** Start TEXT SECTION **
The Mouth as a Lethal Weapon

November 15, 2013 by  
Filed under Detraction, Gossip, Patti Armstrong

We have all done it–said too much or said the wrong thing and regretted it later. Too often, opening our mouths releases gossip, complaints, or destructive words. Our tongue is a concealed weapon–the most lethal. “Do not fear those who kill the body but are unable to kill the soul; but rather fear Him who is able to destroy both soul and body in hell.” (Matthew 10:28). A gun or knife can wound the body, but inflicts no damage on the soul, yet the tongue can mortally wound it.

In theory, it would seem easy to control our tongue. It’s small and even can be kept locked up simply by shutting our mouths. Yet, for something that weighs so little, it so often weighs us down in sin.

for post on the mouth as a lethal weaponTalking is one of those things that we should quit while we are ahead. “In a multitude of words, sin is not lacking” (Proverbs 10:19). I am often guilty of this so I am not pointing fingers. I think women are especially vulnerable because we tend to be sociable and innately talk more than men–not that men can’t also wag a mean tongue.

Our tongues often seem to have a mind of their own and before we know it, we’ve blurted out too much information or something better left unsaid. Sometimes we mask gossip as concern–I’m really worried about her…. or excuse it as a need to vent or confide in someone. In reality, speaking poorly of someone disrespects their human dignity.

And yet, in the confessional, we need to acknowledge that we have sinned. I’ve heard some people say that as long as it’s true, it’s not really gossip. Or others know about it anyways, so it’s okay to repeat. But God reads what is in our hearts. If we do not have a valid reason to let someone know about something–information that they need to know to prevent a problem–then spreading scandal or reporting on bad behavior is simply not our God-given task. For me, I use the standard that if I won’t say it in front of the person or want them to know I said it, then I should not say it at all. Or, consider if you would mind if someone was speaking the same way about you, would you mind?

The Power of Words

Here are some common ways that our words get us into trouble.

* Detraction – repeating something true without a good reason (Sirach 21).

* Racial jokes that encourage hatred or sexual jokes which use impurity for entertainment (Ephesians 5:3-4).

*Calumny – talking about someone’s faults. “Do not judge, and you will not be judged; and do not condemn, and you will not be condemned…” (Luke 6:37).

*Sarcasm–a way to put others down and disguise it as humor.

*Arguing – speaking nasty or using biting remarks

*Criticizing —constant complaining and scolding to vent rather than desire to help another out of love. (Proverbs 21:9).

*Breaking confidences – “Don’t tell anyone else, but…..” (Proverbs 11:13)

* Listening to the words of others can be wrong“An evildoer listens to wicked lips; a liar pays attention to a destructive tongue” (Proverbs 17:4).

God gave us the gift of speech. We use it to praise and glorify him. Our words can evangelize and lift others up in spirit. But talking can also be a waste of time, empty, frivolous, and gossipy. It can take time away from our family, prayer or tasks we should be tending to.
** End TEXT SECTION **
** Start INPUT **
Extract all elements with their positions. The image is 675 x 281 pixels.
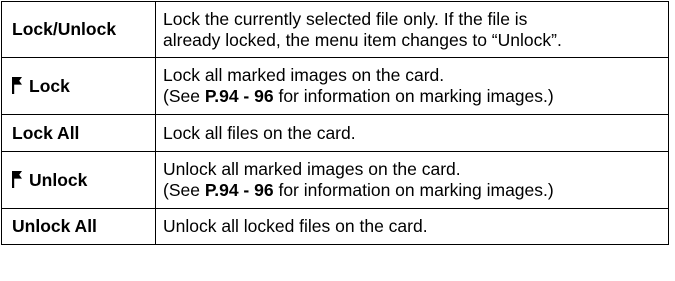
row-label: Lock All bbox=[1, 114, 156, 152]
table-row-lock-all: Lock All Lock all files on the card. bbox=[1, 114, 669, 152]
description-line: Unlock all locked files on the card. bbox=[163, 216, 428, 236]
note-suffix: for information on marking images.) bbox=[273, 180, 554, 200]
description-note: (See P.94 - 96 for information on markin… bbox=[163, 86, 662, 107]
row-description: Unlock all marked images on the card. (S… bbox=[155, 151, 669, 209]
flag-icon bbox=[12, 76, 22, 94]
row-label: Lock/Unlock bbox=[1, 1, 156, 58]
description-line: Unlock all marked images on the card. bbox=[163, 159, 461, 179]
table-row-marked-lock: Lock Lock all marked images on the card.… bbox=[1, 57, 669, 115]
page-reference: P.94 - 96 bbox=[204, 180, 274, 200]
note-suffix: for information on marking images.) bbox=[273, 86, 554, 106]
table-row-unlock-all: Unlock All Unlock all locked files on th… bbox=[1, 208, 669, 245]
row-label-text: Unlock All bbox=[12, 216, 97, 236]
row-description: Lock the currently selected file only. I… bbox=[155, 1, 669, 58]
row-description: Lock all files on the card. bbox=[155, 114, 669, 152]
row-label-text: Lock bbox=[29, 75, 70, 96]
description-note: (See P.94 - 96 for information on markin… bbox=[163, 180, 662, 201]
description-line: Lock the currently selected file only. I… bbox=[163, 8, 528, 29]
menu-options-table: Lock/Unlock Lock the currently selected … bbox=[1, 1, 669, 245]
row-label: Lock bbox=[1, 57, 156, 115]
description-line: Lock all marked images on the card. bbox=[163, 65, 445, 85]
description-line: Lock all files on the card. bbox=[163, 122, 356, 143]
table-row-lock-unlock: Lock/Unlock Lock the currently selected … bbox=[1, 1, 669, 58]
note-prefix: (See bbox=[163, 180, 205, 200]
row-label: Unlock bbox=[1, 151, 156, 209]
row-label-text: Lock All bbox=[12, 122, 80, 143]
page-reference: P.94 - 96 bbox=[204, 86, 274, 106]
flag-icon bbox=[12, 170, 22, 188]
row-label: Unlock All bbox=[1, 208, 156, 245]
row-label-text: Lock/Unlock bbox=[12, 19, 117, 39]
table-row-marked-unlock: Unlock Unlock all marked images on the c… bbox=[1, 151, 669, 209]
note-prefix: (See bbox=[163, 86, 205, 106]
row-description: Lock all marked images on the card. (See… bbox=[155, 57, 669, 115]
description-line: already locked, the menu item changes to… bbox=[163, 29, 562, 50]
row-label-text: Unlock bbox=[29, 169, 88, 190]
row-description: Unlock all locked files on the card. bbox=[155, 208, 669, 245]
** End INPUT **
- **EXERCISES**:
1. Render the entries as a numbered list, skipping blank lines, starting at the line containing "row-label: Lock All bbox=[1, 114, 156, 152]" and ending at the line containing "row-description: Lock all files", both included.
2. Carry the piece on the tongue as a lethal weapon forward from its final sentence.

- **FINAL ANSWERS**:
1.
1. row-label: Lock All bbox=[1, 114, 156, 152]
2. table-row-lock-all: Lock All Lock all files on the card. bbox=[1, 114, 669, 152]
3. description-line: Unlock all locked files on the card. bbox=[163, 216, 428, 236]
4. note-suffix: for information on marking images.) bbox=[273, 180, 554, 200]
5. description-note: (See P.94 - 96 for information on markin… bbox=[163, 86, 662, 107]
6. row-description: Unlock all marked images on the card. (S… bbox=[155, 151, 669, 209]
7. flag-icon bbox=[12, 76, 22, 94]
8. row-label: Lock/Unlock bbox=[1, 1, 156, 58]
9. description-line: Unlock all marked images on the card. bbox=[163, 159, 461, 179]
10. table-row-marked-lock: Lock Lock all marked images on the card.… bbox=[1, 57, 669, 115]
11. page-reference: P.94 - 96 bbox=[204, 180, 274, 200]
12. note-suffix: for information on marking images.) bbox=[273, 86, 554, 106]
13. table-row-unlock-all: Unlock All Unlock all locked files on th… bbox=[1, 208, 669, 245]
14. row-label-text: Unlock All bbox=[12, 216, 97, 236]
15. row-description: Lock the currently selected file only. I… bbox=[155, 1, 669, 58]
16. row-description: Lock all files on the card. bbox=[155, 114, 669, 152]

2.
Instead of talking to God, we often seek comfort through venting and say things against people that should be left unspoken. And once it’s out of our mouth, even trying to take it back does not completely undo bad impressions of those we’ve spoken about and how it reflects on our own character. Through our excessive talking we are also often on the receiving end of listening to gossip and the business of others.

Like any addiction–and talking is an addiction–it’s a day-by-day, ongoing task not to overindulge. For many, the first step is to recognize the times we let words lead to sin. This might mean asking God to reveal these times and asking him to help us use our speech appropriately. Many years ago, I had to confront one of the ways I was working to help support our family. I was writing articles for a tabloid newspaper that thrives on gossip and detraction. As I grew deeper in my faith and sought to live consistent with Catholic teachings, I decided to walk away from the money to save my soul. In God's Divine Providence, a better job fell into my lap.

Another way to stop misusing our speech is to avoid situations that often lead to gossip. Going out for coffee, talking on the phone too long, and other socializing occasions might be the times we are most guilty of using our tongue as a weapon. Avoid these situations altogether or cut them short. If those around us begin to gossip, counteract by saying something positive or laying it on the line: “I’m really trying to stay away from gossip,” then change the subject.

We can also pray for the gift of silence to St. Raymond Nonnatus a patron saint against gossip and sins of the tongue. He was a priest in Spain during the Eleventh Century. When Saint Raymond gave himself in ransom for prisoners in Algiers, his lips were pierced with a red-hot iron and closed with a padlock to prevent him from preaching Christ.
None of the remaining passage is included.